Exercise directions: Render all of the data below as a numbered list. Drop any blank lines and leave out the pictures.

Data supplied:

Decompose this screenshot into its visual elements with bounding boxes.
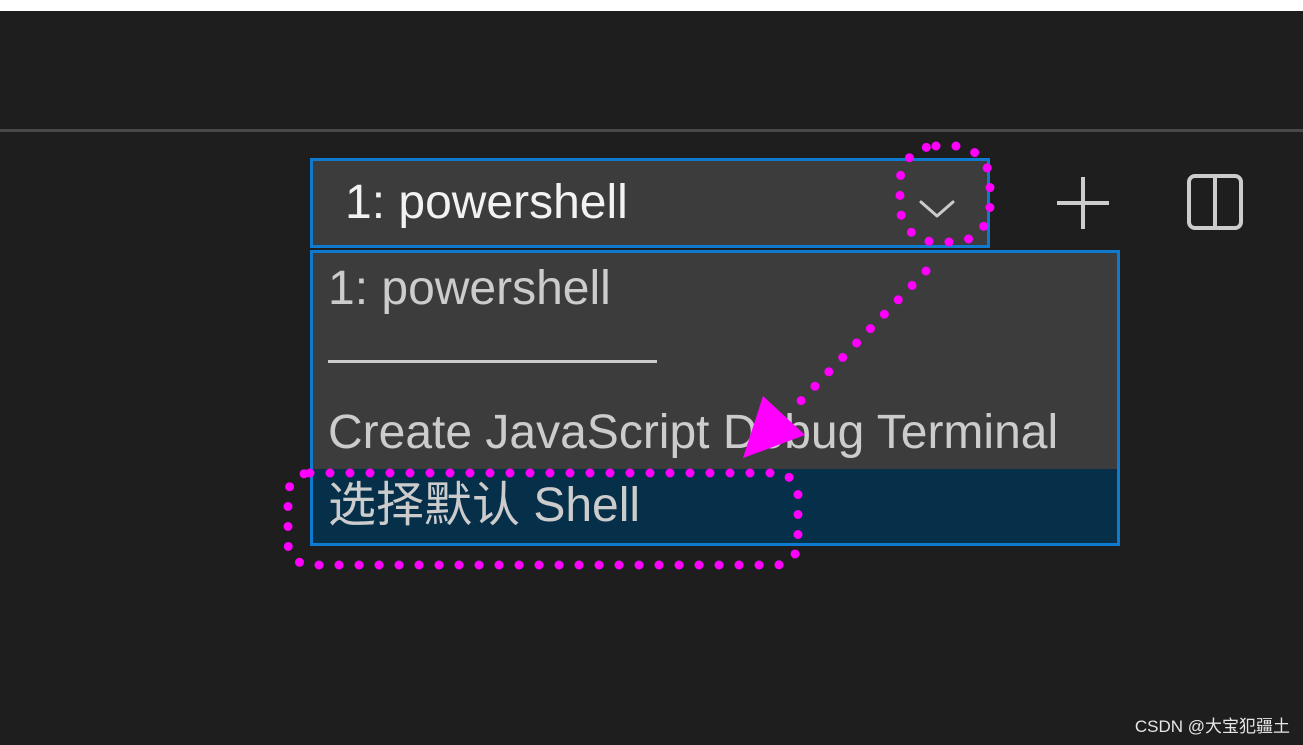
terminal-select-value: 1: powershell (345, 176, 628, 229)
dropdown-option-create-js-debug-terminal[interactable]: Create JavaScript Debug Terminal (313, 397, 1117, 469)
plus-icon[interactable] (1055, 175, 1111, 231)
dropdown-separator (313, 325, 1117, 397)
option-label: 选择默认 Shell (328, 479, 641, 532)
option-label: 1: powershell (328, 262, 611, 315)
top-edge (0, 0, 1303, 11)
terminal-select[interactable]: 1: powershell (310, 158, 990, 248)
option-label: Create JavaScript Debug Terminal (328, 406, 1059, 459)
split-icon[interactable] (1186, 173, 1244, 231)
dropdown-option-powershell[interactable]: 1: powershell (313, 253, 1117, 325)
separator-line (328, 360, 657, 363)
watermark: CSDN @大宝犯疆土 (1134, 717, 1290, 736)
chevron-down-icon[interactable] (917, 197, 957, 221)
terminal-dropdown-list: 1: powershell Create JavaScript Debug Te… (310, 250, 1120, 546)
panel-border (0, 129, 1303, 132)
dropdown-option-select-default-shell[interactable]: 选择默认 Shell (313, 469, 1117, 543)
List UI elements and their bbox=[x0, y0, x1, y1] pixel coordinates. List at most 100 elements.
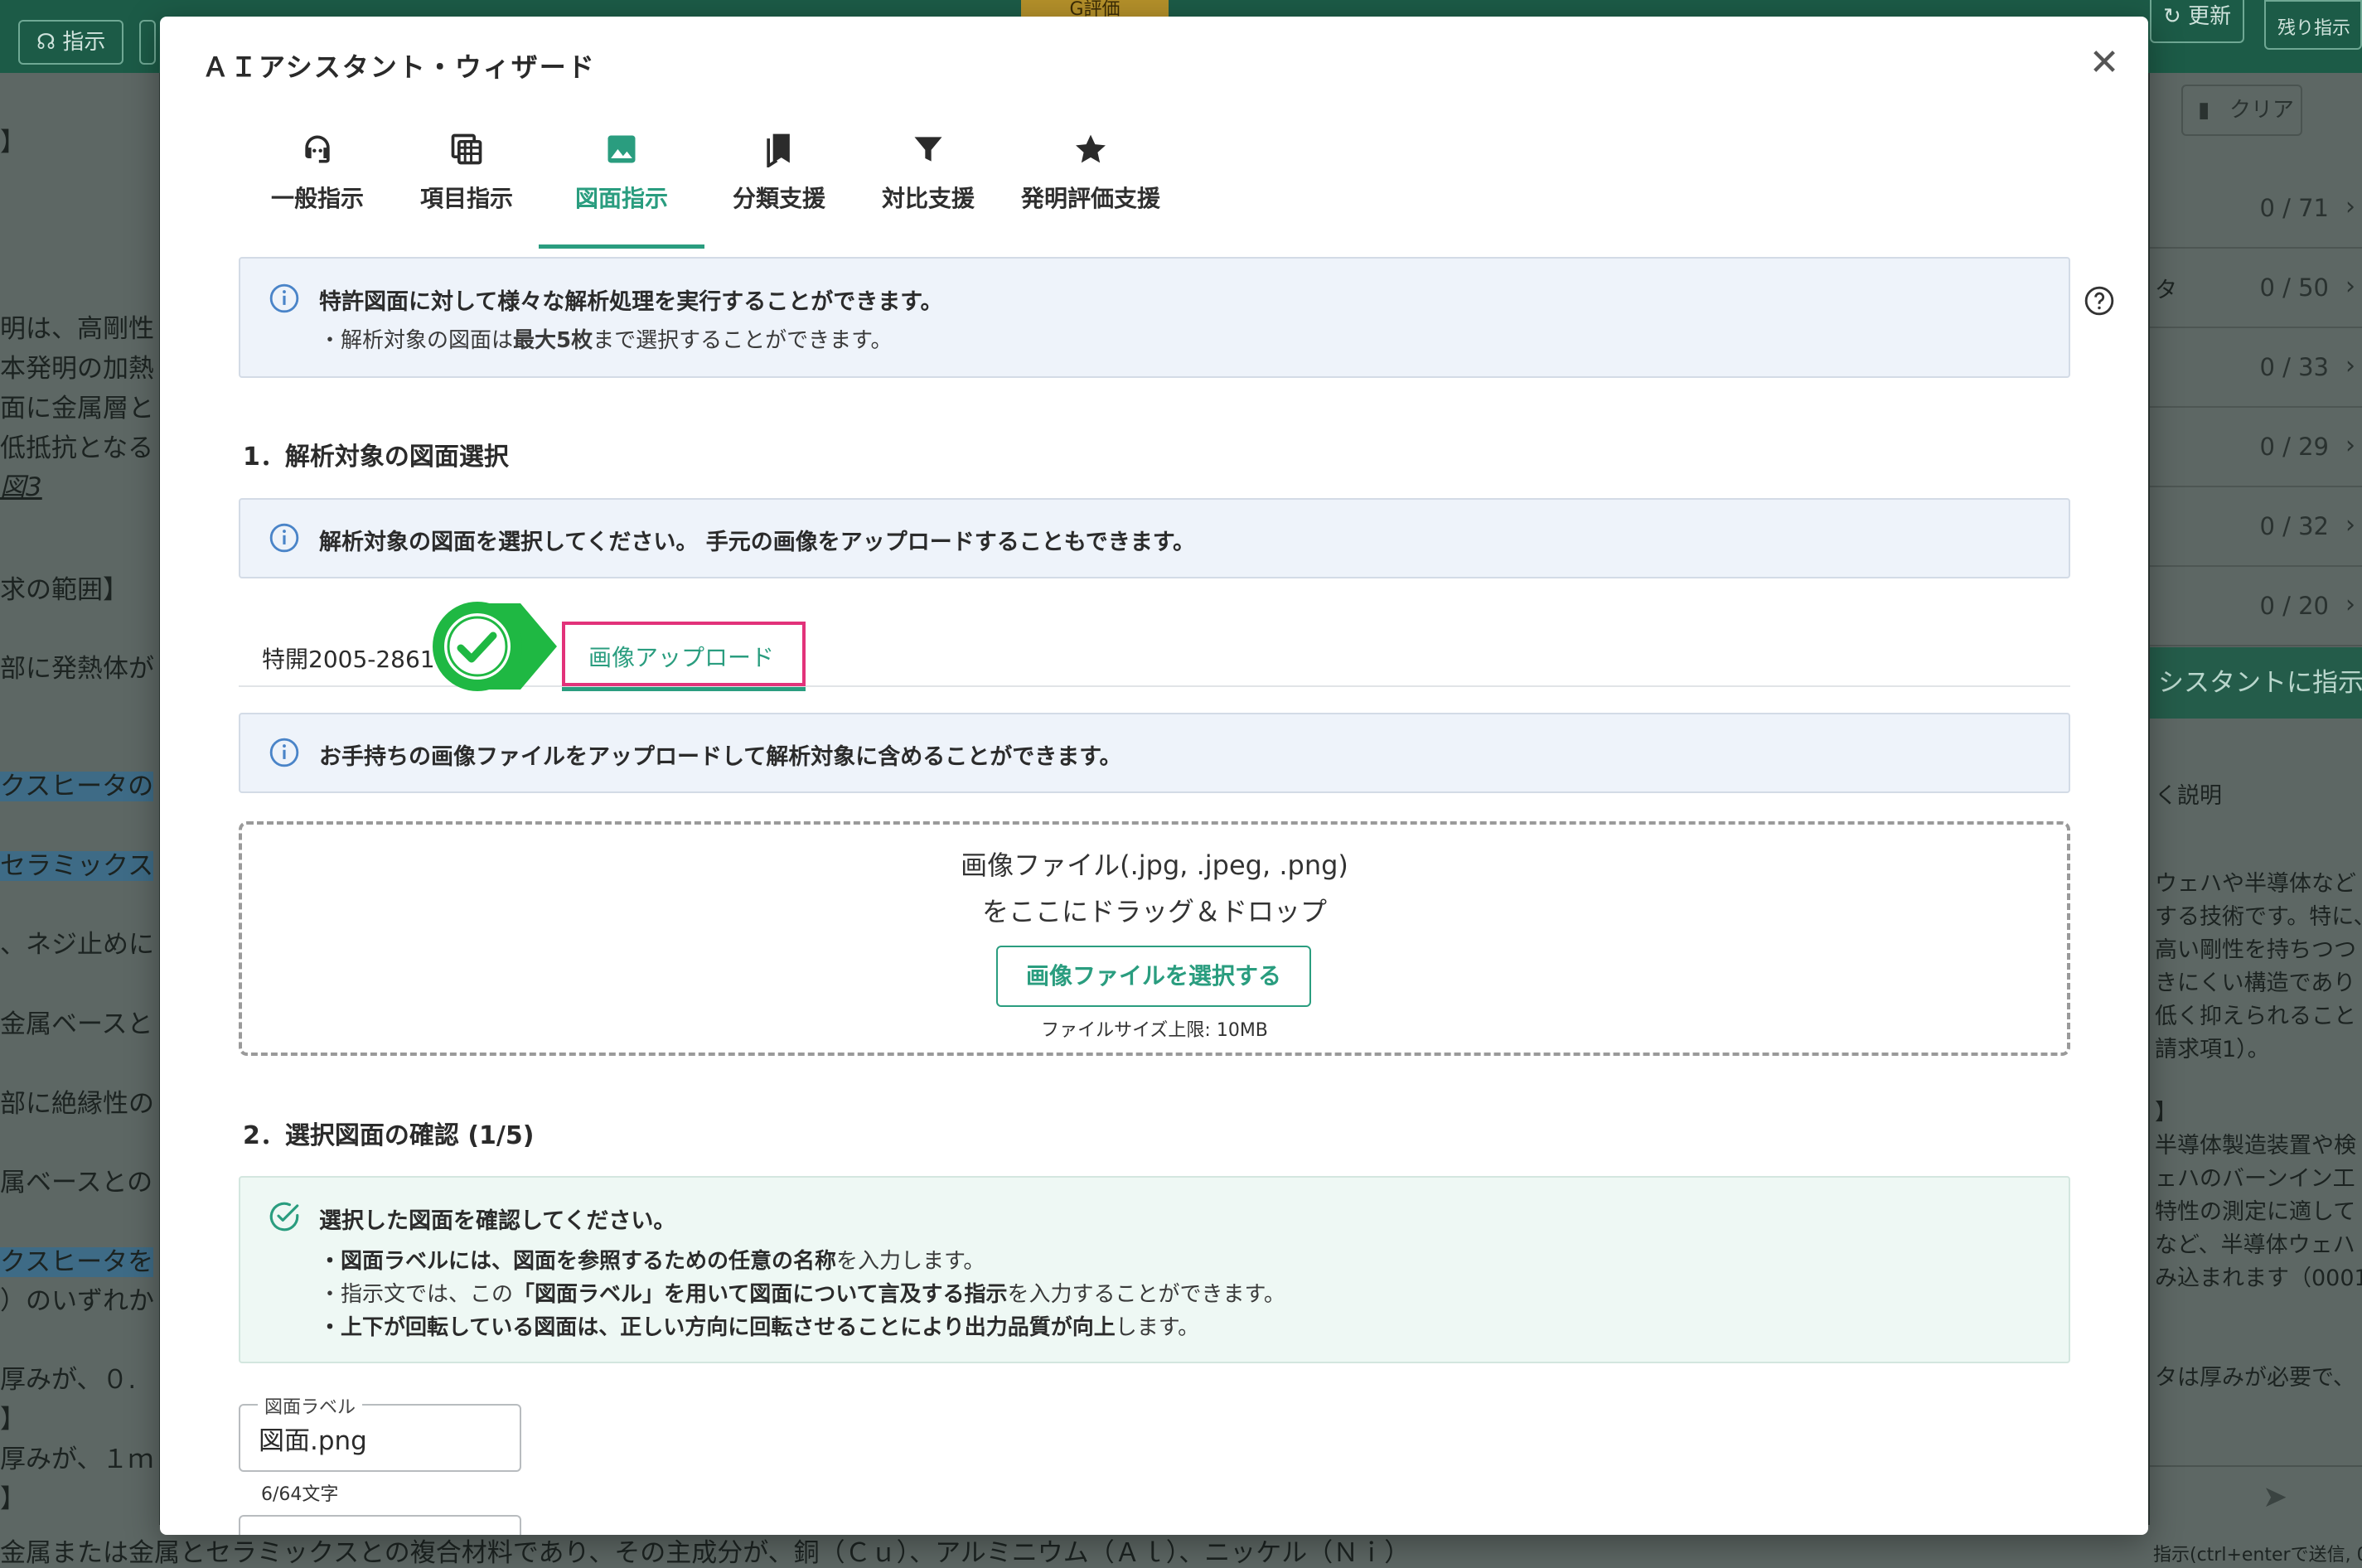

Correct output:
1. Decompose this screenshot into its visual elements with bounding boxes.
2. terminal-select-value: 1: powershell (345, 176, 628, 229)
3. dropdown-option-create-js-debug-terminal[interactable]: Create JavaScript Debug Terminal (313, 397, 1117, 469)
4. plus-icon[interactable] (1055, 175, 1111, 231)
5. dropdown-separator (313, 325, 1117, 397)
6. option-label: 选择默认 Shell (328, 479, 641, 532)
7. option-label: 1: powershell (328, 262, 611, 315)
8. top-edge (0, 0, 1303, 11)
9. terminal-select[interactable]: 1: powershell (310, 158, 990, 248)
10. option-label: Create JavaScript Debug Terminal (328, 406, 1059, 459)
11. split-icon[interactable] (1186, 173, 1244, 231)
12. dropdown-option-powershell[interactable]: 1: powershell (313, 253, 1117, 325)
13. separator-line (328, 360, 657, 363)
14. watermark: CSDN @大宝犯疆土 (1134, 717, 1290, 736)
15. chevron-down-icon[interactable] (917, 197, 957, 221)
16. terminal-dropdown-list: 1: powershell Create JavaScript Debug Te… (310, 250, 1120, 546)
17. panel-border (0, 129, 1303, 132)
18. dropdown-option-select-default-shell[interactable]: 选择默认 Shell (313, 469, 1117, 543)
19. List UI elements and their bbox=[x0, y0, x1, y1] pixel coordinates. List at most 100 elements.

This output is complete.